┌──

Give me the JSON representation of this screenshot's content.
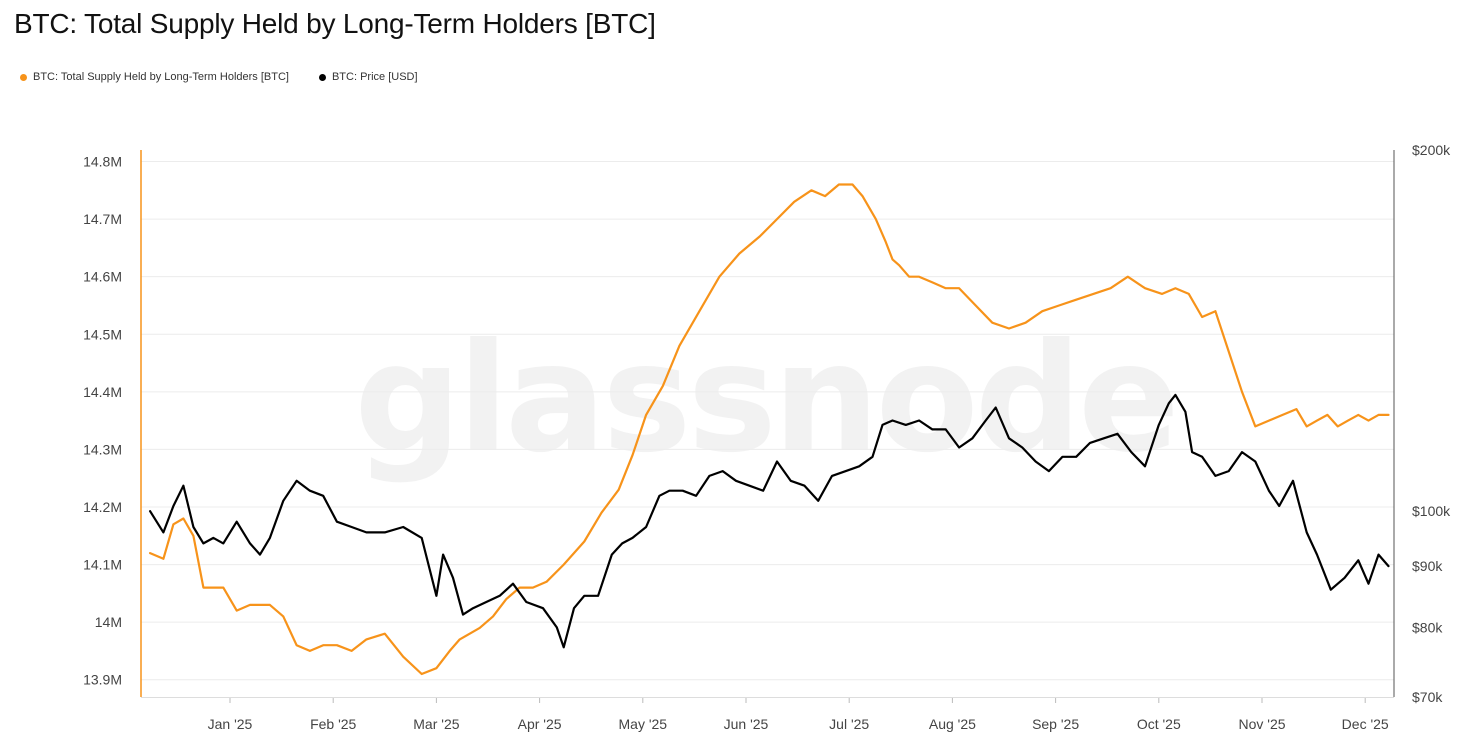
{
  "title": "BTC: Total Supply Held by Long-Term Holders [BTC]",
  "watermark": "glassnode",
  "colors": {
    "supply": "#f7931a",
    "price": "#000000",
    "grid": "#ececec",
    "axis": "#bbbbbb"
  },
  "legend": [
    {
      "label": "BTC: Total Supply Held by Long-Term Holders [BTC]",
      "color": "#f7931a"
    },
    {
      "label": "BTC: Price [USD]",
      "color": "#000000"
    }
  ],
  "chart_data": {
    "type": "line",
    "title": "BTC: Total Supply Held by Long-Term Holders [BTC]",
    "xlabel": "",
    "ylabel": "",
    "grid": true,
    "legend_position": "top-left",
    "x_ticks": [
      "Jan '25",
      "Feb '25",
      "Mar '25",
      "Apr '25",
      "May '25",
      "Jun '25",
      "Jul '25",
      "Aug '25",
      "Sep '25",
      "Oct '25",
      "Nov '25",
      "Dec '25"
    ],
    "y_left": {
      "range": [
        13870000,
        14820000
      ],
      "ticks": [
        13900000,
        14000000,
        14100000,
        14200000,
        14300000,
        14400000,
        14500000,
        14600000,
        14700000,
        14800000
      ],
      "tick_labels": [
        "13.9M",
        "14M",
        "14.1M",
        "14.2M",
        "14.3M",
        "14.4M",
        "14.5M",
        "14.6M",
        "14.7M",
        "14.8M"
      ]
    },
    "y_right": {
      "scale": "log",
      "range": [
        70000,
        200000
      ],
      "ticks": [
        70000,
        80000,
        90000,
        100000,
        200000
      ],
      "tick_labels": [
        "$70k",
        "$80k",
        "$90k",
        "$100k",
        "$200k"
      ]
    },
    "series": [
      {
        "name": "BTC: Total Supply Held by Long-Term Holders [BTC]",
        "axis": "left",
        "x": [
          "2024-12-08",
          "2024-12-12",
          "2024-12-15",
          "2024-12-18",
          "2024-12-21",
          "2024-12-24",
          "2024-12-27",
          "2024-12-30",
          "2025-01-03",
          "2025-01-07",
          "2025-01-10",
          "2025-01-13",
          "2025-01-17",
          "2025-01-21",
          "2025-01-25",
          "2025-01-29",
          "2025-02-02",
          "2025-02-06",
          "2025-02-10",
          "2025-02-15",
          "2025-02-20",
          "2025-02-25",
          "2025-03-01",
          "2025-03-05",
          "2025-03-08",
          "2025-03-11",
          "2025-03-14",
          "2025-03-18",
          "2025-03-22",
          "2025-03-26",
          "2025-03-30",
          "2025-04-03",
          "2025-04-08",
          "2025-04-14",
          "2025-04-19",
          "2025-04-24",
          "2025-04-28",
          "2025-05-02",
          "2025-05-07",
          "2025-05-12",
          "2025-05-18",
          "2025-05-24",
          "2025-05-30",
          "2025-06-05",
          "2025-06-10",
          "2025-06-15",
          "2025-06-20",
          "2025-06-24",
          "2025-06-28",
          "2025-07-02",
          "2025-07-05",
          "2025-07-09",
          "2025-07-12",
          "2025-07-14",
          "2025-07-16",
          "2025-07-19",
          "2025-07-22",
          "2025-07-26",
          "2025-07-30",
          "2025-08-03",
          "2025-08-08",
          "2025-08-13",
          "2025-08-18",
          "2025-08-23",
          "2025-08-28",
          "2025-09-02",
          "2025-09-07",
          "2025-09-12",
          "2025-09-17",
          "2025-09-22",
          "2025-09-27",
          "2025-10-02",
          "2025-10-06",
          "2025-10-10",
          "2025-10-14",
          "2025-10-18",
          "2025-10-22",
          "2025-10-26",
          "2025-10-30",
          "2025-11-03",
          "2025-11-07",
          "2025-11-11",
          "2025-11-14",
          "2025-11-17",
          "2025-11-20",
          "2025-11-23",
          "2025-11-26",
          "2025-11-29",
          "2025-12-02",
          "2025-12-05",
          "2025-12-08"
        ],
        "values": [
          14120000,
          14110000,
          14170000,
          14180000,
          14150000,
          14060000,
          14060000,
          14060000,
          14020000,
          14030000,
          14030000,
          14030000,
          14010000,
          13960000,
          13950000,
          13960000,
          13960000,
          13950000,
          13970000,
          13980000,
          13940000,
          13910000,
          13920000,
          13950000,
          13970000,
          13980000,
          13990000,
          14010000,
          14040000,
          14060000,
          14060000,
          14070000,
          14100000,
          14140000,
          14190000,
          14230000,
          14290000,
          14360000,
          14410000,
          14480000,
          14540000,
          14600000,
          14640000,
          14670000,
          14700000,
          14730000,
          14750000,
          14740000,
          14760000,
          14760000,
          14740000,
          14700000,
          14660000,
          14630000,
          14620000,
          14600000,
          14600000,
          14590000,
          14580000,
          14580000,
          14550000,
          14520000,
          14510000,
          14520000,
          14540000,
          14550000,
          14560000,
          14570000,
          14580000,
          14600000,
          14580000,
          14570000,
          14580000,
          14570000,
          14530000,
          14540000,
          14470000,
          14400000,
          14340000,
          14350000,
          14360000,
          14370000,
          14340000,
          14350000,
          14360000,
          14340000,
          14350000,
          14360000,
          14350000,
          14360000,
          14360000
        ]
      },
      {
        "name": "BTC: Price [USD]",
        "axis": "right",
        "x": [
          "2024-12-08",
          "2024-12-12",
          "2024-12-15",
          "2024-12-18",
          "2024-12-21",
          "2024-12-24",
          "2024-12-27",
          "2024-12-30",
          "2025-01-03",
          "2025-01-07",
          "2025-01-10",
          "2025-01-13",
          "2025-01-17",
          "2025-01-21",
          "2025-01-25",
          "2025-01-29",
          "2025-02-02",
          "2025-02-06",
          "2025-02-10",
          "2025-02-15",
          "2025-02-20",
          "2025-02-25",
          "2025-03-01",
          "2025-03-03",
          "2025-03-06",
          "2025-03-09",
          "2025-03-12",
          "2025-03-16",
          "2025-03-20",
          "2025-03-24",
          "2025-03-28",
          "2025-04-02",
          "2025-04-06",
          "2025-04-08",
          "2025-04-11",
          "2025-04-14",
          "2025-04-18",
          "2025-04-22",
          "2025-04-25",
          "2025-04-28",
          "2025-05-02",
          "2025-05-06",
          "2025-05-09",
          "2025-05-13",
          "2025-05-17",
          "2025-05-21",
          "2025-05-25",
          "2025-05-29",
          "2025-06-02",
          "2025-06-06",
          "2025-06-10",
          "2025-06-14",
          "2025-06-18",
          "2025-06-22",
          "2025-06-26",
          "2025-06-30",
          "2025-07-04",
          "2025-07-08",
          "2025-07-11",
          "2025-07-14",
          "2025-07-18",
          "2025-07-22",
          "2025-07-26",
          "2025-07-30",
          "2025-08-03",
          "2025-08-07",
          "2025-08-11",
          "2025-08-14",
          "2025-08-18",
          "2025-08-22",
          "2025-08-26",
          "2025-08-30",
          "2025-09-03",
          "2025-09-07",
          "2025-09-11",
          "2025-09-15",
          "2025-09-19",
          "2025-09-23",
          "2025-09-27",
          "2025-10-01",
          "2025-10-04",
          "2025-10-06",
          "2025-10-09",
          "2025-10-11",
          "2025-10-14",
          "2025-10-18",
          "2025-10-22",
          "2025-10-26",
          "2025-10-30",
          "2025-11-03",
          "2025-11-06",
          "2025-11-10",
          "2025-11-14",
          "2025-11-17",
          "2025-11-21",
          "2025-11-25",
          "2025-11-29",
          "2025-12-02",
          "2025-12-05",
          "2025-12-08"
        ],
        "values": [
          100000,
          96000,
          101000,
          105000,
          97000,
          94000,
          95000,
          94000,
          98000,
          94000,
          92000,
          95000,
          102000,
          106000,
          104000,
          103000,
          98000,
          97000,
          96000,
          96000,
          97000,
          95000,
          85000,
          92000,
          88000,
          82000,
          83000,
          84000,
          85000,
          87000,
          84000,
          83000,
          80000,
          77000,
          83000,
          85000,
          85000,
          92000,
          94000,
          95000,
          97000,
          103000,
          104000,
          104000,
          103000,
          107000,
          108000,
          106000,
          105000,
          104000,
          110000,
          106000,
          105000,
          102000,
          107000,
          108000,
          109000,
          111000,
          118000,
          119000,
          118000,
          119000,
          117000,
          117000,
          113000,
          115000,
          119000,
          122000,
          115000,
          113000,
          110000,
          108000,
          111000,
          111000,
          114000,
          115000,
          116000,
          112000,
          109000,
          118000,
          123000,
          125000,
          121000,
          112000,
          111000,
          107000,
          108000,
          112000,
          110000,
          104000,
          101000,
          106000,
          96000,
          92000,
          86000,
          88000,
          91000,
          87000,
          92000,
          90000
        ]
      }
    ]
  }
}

└──

Exercise task => Look through the entries above for the word "Long". Copy every line where it shows up.

The solution =>
  "title": "BTC: Total Supply Held by Long-Term Holders [BTC]",
      "label": "BTC: Total Supply Held by Long-Term Holders [BTC]",
    "title": "BTC: Total Supply Held by Long-Term Holders [BTC]",
        "name": "BTC: Total Supply Held by Long-Term Holders [BTC]",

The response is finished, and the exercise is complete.